* TASK PROMPT
Write the records below out again exactly as given, with no images.

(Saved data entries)
^^^^^^^^

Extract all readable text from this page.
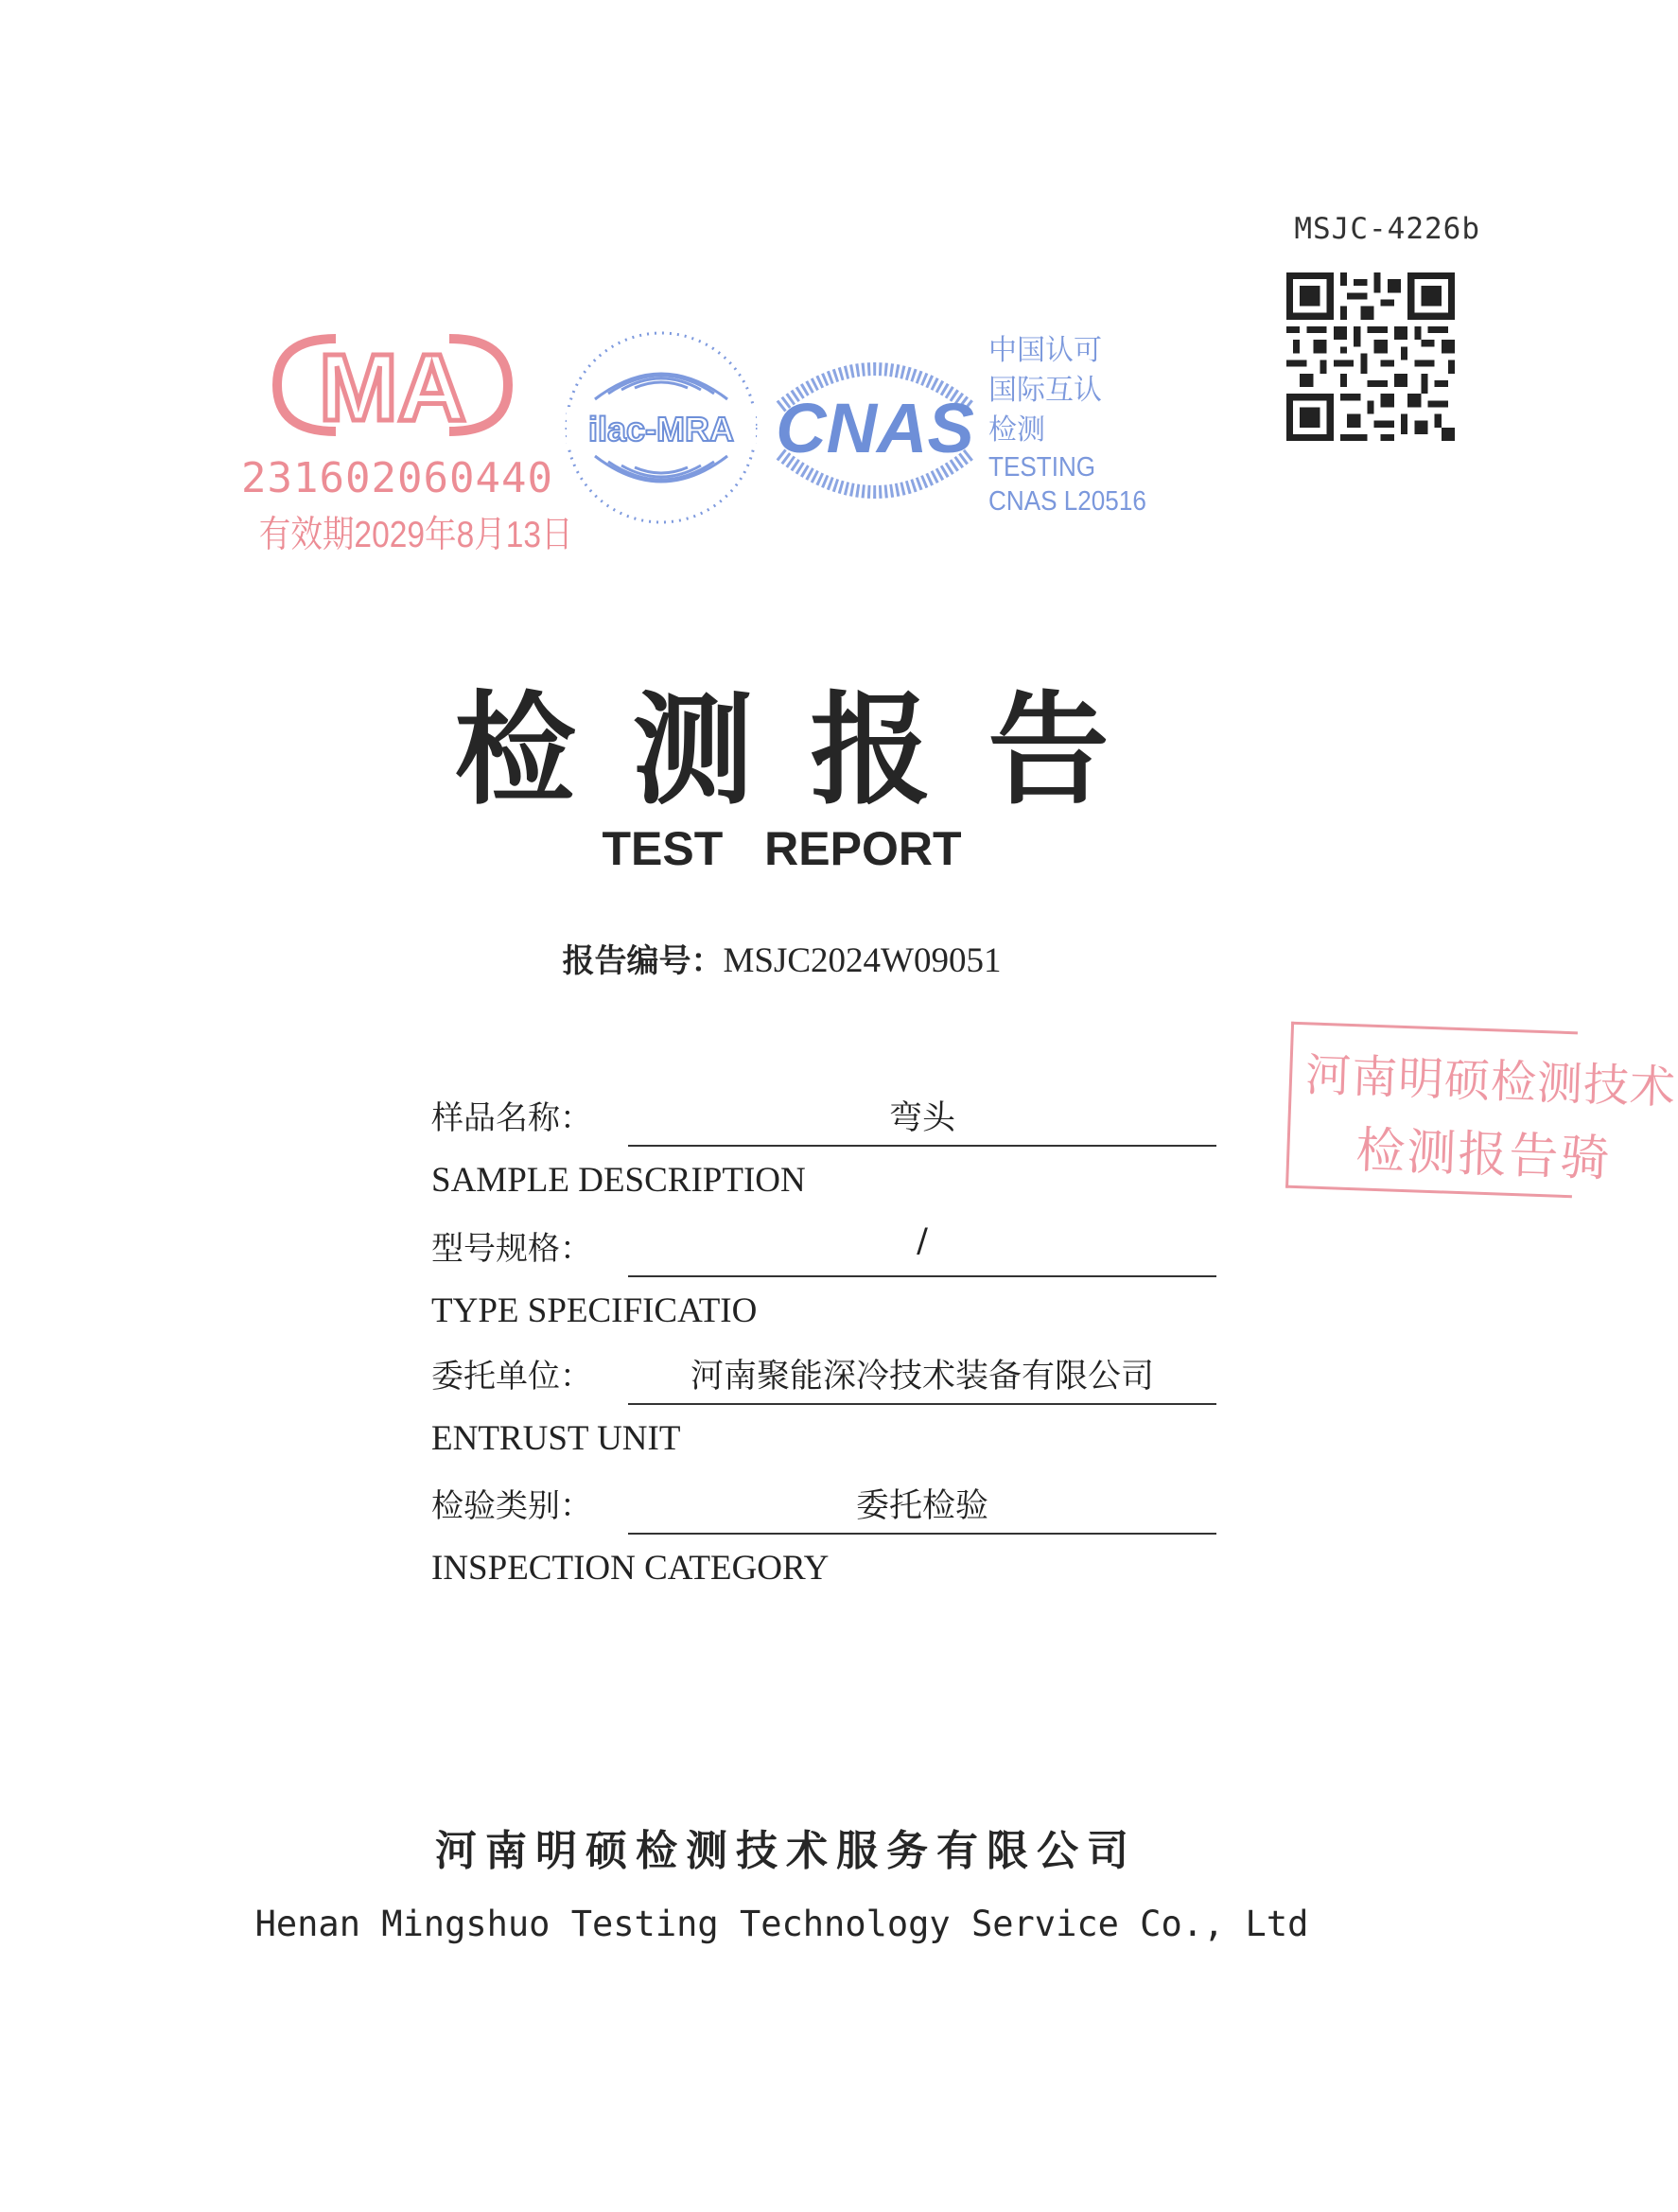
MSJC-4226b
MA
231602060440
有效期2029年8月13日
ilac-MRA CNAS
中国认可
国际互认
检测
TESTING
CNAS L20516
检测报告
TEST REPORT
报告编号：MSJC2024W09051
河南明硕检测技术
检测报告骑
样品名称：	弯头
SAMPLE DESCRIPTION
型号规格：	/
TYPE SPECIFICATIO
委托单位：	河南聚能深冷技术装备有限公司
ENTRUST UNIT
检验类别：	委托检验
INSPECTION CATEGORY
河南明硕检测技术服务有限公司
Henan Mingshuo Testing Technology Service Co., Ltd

^^^^^^^^

* WRITTEN ANSWER
Extract all readable text from this page.
MSJC-4226b
MA
231602060440
有效期2029年8月13日
ilac-MRA CNAS
中国认可
国际互认
检测
TESTING
CNAS L20516
检测报告
TEST REPORT
报告编号：MSJC2024W09051
河南明硕检测技术
检测报告骑
样品名称：	弯头
SAMPLE DESCRIPTION
型号规格：	/
TYPE SPECIFICATIO
委托单位：	河南聚能深冷技术装备有限公司
ENTRUST UNIT
检验类别：	委托检验
INSPECTION CATEGORY
河南明硕检测技术服务有限公司
Henan Mingshuo Testing Technology Service Co., Ltd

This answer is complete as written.